Copy out each line of the data holding "Multicell".

---- RECORDS

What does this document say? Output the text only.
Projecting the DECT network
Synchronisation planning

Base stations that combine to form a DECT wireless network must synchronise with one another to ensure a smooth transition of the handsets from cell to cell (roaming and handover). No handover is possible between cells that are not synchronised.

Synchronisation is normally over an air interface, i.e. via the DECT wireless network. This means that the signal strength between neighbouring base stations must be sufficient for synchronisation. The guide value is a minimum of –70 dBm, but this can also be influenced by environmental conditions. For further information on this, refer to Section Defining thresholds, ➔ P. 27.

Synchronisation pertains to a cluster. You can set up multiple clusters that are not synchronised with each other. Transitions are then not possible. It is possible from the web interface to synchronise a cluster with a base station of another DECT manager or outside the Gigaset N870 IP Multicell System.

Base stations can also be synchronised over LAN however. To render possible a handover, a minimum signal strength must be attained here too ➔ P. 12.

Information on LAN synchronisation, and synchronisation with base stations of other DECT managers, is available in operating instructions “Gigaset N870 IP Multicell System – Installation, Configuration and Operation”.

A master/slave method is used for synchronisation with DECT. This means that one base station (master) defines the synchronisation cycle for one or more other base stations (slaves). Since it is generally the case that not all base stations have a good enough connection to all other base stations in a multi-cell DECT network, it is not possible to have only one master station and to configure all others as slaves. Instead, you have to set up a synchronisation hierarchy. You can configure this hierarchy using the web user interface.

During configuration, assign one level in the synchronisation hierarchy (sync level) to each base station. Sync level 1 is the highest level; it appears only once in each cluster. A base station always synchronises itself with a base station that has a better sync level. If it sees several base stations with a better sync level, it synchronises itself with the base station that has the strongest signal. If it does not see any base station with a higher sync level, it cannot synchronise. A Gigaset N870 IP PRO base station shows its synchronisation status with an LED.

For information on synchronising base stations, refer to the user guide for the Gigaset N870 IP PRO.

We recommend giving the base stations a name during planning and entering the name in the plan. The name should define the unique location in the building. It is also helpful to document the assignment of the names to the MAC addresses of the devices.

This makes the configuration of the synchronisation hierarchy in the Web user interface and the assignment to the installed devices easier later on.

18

--------
---- RECORDS

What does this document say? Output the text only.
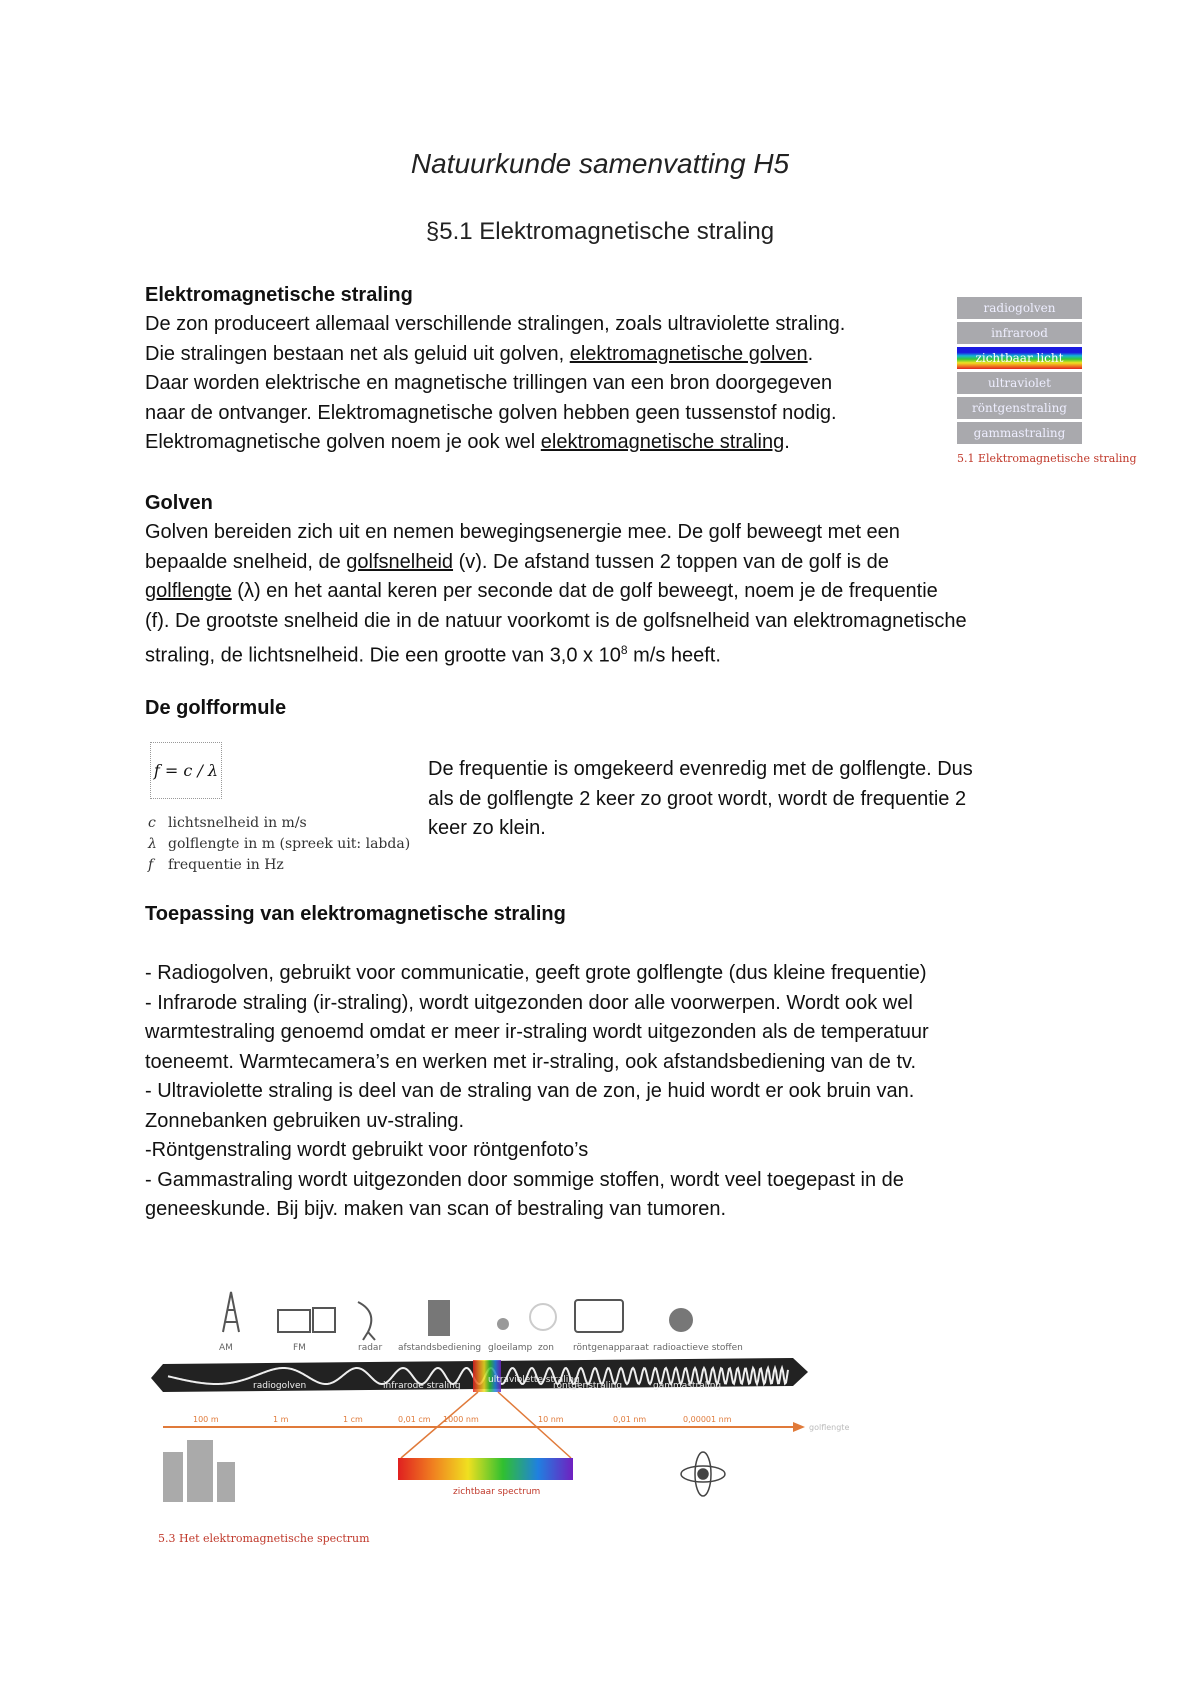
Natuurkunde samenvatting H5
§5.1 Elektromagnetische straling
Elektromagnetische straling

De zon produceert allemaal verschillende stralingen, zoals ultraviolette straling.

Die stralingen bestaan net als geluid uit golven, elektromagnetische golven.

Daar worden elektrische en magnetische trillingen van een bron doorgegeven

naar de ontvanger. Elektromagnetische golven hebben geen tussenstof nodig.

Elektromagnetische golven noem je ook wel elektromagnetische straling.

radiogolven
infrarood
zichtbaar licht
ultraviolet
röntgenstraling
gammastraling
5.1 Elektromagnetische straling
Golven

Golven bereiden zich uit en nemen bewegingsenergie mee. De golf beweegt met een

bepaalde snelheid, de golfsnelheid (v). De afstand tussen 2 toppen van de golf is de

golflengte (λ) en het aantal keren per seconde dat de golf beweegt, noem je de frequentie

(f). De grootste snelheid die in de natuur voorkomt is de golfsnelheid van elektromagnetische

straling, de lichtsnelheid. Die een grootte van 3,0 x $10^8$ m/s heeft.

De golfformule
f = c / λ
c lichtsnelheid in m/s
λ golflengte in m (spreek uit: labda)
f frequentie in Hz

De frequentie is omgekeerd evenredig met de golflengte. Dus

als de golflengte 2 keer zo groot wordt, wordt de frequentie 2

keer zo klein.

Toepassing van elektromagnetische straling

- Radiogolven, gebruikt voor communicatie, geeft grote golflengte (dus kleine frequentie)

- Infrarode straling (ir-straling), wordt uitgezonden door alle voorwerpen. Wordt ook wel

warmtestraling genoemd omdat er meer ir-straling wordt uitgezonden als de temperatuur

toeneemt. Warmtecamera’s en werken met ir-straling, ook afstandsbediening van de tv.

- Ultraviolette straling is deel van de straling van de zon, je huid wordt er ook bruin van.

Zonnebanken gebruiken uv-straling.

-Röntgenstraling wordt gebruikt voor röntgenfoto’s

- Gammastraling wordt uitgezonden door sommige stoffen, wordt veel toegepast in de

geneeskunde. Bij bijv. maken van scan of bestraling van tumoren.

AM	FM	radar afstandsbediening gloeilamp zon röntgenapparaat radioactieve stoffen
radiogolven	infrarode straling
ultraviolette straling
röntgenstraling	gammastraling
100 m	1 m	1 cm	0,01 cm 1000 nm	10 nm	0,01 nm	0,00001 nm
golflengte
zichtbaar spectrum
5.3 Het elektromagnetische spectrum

--------

SOLUTION FOR THIS PROBLEM:
Synchronisation pertains to a cluster. You can set up multiple clusters that are not synchronised with each other. Transitions are then not possible. It is possible from the web interface to synchronise a cluster with a base station of another DECT manager or outside the Gigaset N870 IP Multicell System.
Information on LAN synchronisation, and synchronisation with base stations of other DECT managers, is available in operating instructions “Gigaset N870 IP Multicell System – Installation, Configuration and Operation”.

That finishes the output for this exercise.